• _Problem_: Each entry below is to be transcribed exactly.

• _Material_:
┌──

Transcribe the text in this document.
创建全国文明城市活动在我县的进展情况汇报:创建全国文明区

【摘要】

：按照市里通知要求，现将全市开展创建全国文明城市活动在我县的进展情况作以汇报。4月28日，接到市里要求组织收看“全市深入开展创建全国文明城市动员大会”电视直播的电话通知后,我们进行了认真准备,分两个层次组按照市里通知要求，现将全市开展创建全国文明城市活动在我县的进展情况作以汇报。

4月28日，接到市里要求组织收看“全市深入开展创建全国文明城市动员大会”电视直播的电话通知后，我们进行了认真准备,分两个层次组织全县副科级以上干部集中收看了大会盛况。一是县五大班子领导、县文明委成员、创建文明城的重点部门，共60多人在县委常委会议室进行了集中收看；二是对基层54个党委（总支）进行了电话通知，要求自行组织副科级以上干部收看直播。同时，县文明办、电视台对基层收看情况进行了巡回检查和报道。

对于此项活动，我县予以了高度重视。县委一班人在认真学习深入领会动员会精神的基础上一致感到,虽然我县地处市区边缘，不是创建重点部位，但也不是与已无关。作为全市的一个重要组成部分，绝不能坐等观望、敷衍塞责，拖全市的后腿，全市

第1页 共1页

└──

• _Solved exercise_:
Transcribe the text in this document.
创建全国文明城市活动在我县的进展情况汇报:创建全国文明区

【摘要】

：按照市里通知要求，现将全市开展创建全国文明城市活动在我县的进展情况作以汇报。4月28日，接到市里要求组织收看“全市深入开展创建全国文明城市动员大会”电视直播的电话通知后,我们进行了认真准备,分两个层次组按照市里通知要求，现将全市开展创建全国文明城市活动在我县的进展情况作以汇报。

4月28日，接到市里要求组织收看“全市深入开展创建全国文明城市动员大会”电视直播的电话通知后，我们进行了认真准备,分两个层次组织全县副科级以上干部集中收看了大会盛况。一是县五大班子领导、县文明委成员、创建文明城的重点部门，共60多人在县委常委会议室进行了集中收看；二是对基层54个党委（总支）进行了电话通知，要求自行组织副科级以上干部收看直播。同时，县文明办、电视台对基层收看情况进行了巡回检查和报道。

对于此项活动，我县予以了高度重视。县委一班人在认真学习深入领会动员会精神的基础上一致感到,虽然我县地处市区边缘，不是创建重点部位，但也不是与已无关。作为全市的一个重要组成部分，绝不能坐等观望、敷衍塞责，拖全市的后腿，全市

第1页 共1页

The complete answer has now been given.